# Start of Input

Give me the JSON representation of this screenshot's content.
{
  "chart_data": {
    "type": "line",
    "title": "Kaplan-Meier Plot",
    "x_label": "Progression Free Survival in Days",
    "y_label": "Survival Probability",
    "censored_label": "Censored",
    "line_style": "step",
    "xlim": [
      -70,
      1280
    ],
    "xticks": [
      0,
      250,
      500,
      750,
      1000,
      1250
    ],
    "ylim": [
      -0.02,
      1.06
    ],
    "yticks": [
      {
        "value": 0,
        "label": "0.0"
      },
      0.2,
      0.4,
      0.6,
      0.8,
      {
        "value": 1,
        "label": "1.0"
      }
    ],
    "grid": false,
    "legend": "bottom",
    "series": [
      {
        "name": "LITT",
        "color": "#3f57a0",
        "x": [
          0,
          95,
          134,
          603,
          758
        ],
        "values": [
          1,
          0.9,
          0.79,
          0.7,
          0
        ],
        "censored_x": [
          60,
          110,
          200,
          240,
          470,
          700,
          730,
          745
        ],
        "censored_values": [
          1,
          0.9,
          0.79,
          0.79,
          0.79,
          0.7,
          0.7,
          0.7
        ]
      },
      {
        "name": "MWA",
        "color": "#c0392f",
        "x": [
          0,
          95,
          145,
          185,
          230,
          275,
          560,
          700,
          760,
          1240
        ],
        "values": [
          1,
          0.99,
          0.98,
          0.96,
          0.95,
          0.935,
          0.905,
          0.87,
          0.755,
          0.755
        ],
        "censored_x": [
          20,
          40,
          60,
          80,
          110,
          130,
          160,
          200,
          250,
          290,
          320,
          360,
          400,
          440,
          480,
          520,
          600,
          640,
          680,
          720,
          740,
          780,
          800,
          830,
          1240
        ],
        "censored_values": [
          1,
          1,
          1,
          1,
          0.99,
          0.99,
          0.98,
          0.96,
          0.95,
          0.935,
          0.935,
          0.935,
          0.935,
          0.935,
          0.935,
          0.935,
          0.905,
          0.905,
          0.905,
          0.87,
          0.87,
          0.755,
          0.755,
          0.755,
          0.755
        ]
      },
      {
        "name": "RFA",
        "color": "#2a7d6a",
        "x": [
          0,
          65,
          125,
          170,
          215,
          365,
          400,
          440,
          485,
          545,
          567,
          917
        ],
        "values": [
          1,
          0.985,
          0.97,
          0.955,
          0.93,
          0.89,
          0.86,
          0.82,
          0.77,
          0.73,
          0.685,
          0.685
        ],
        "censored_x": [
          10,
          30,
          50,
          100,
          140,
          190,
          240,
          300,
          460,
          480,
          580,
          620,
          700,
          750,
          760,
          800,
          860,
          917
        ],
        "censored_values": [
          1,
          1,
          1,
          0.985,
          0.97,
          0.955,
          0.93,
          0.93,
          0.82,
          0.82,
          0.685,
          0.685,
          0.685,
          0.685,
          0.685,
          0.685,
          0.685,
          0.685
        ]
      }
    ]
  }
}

# End of Input

What to do:
Using the data above, repeat every line exactly.

Output:
Give me the JSON representation of this screenshot's content.
{
  "chart_data": {
    "type": "line",
    "title": "Kaplan-Meier Plot",
    "x_label": "Progression Free Survival in Days",
    "y_label": "Survival Probability",
    "censored_label": "Censored",
    "line_style": "step",
    "xlim": [
      -70,
      1280
    ],
    "xticks": [
      0,
      250,
      500,
      750,
      1000,
      1250
    ],
    "ylim": [
      -0.02,
      1.06
    ],
    "yticks": [
      {
        "value": 0,
        "label": "0.0"
      },
      0.2,
      0.4,
      0.6,
      0.8,
      {
        "value": 1,
        "label": "1.0"
      }
    ],
    "grid": false,
    "legend": "bottom",
    "series": [
      {
        "name": "LITT",
        "color": "#3f57a0",
        "x": [
          0,
          95,
          134,
          603,
          758
        ],
        "values": [
          1,
          0.9,
          0.79,
          0.7,
          0
        ],
        "censored_x": [
          60,
          110,
          200,
          240,
          470,
          700,
          730,
          745
        ],
        "censored_values": [
          1,
          0.9,
          0.79,
          0.79,
          0.79,
          0.7,
          0.7,
          0.7
        ]
      },
      {
        "name": "MWA",
        "color": "#c0392f",
        "x": [
          0,
          95,
          145,
          185,
          230,
          275,
          560,
          700,
          760,
          1240
        ],
        "values": [
          1,
          0.99,
          0.98,
          0.96,
          0.95,
          0.935,
          0.905,
          0.87,
          0.755,
          0.755
        ],
        "censored_x": [
          20,
          40,
          60,
          80,
          110,
          130,
          160,
          200,
          250,
          290,
          320,
          360,
          400,
          440,
          480,
          520,
          600,
          640,
          680,
          720,
          740,
          780,
          800,
          830,
          1240
        ],
        "censored_values": [
          1,
          1,
          1,
          1,
          0.99,
          0.99,
          0.98,
          0.96,
          0.95,
          0.935,
          0.935,
          0.935,
          0.935,
          0.935,
          0.935,
          0.935,
          0.905,
          0.905,
          0.905,
          0.87,
          0.87,
          0.755,
          0.755,
          0.755,
          0.755
        ]
      },
      {
        "name": "RFA",
        "color": "#2a7d6a",
        "x": [
          0,
          65,
          125,
          170,
          215,
          365,
          400,
          440,
          485,
          545,
          567,
          917
        ],
        "values": [
          1,
          0.985,
          0.97,
          0.955,
          0.93,
          0.89,
          0.86,
          0.82,
          0.77,
          0.73,
          0.685,
          0.685
        ],
        "censored_x": [
          10,
          30,
          50,
          100,
          140,
          190,
          240,
          300,
          460,
          480,
          580,
          620,
          700,
          750,
          760,
          800,
          860,
          917
        ],
        "censored_values": [
          1,
          1,
          1,
          0.985,
          0.97,
          0.955,
          0.93,
          0.93,
          0.82,
          0.82,
          0.685,
          0.685,
          0.685,
          0.685,
          0.685,
          0.685,
          0.685,
          0.685
        ]
      }
    ]
  }
}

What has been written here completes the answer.